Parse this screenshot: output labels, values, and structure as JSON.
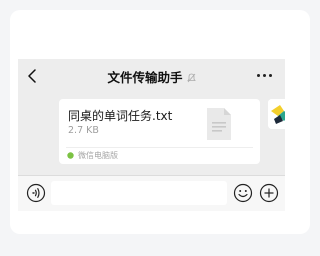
{
  "header": {
    "title": "文件传输助手",
    "back_icon": "chevron-left-icon",
    "mute_icon": "muted-bell-icon",
    "more_icon": "more-dots-icon"
  },
  "message": {
    "file_name": "同桌的单词任务.txt",
    "file_size": "2.7 KB",
    "file_icon": "document-icon",
    "source_label": "微信电脑版",
    "source_color": "#7cc243"
  },
  "input_bar": {
    "voice_icon": "voice-icon",
    "emoji_icon": "emoji-icon",
    "plus_icon": "plus-icon",
    "text_value": ""
  },
  "colors": {
    "chat_background": "#ededed",
    "card_background": "#ffffff",
    "avatar_accent": "#f3cf2c",
    "avatar_secondary": "#2aa58e"
  }
}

-=-=-

- _TASK DIRECTIONS_: Gather each line of the listing containing the word "icon" and show it.

- _FULL SOLUTION_:
    "back_icon": "chevron-left-icon",
    "mute_icon": "muted-bell-icon",
    "more_icon": "more-dots-icon"
    "file_icon": "document-icon",
    "voice_icon": "voice-icon",
    "emoji_icon": "emoji-icon",
    "plus_icon": "plus-icon",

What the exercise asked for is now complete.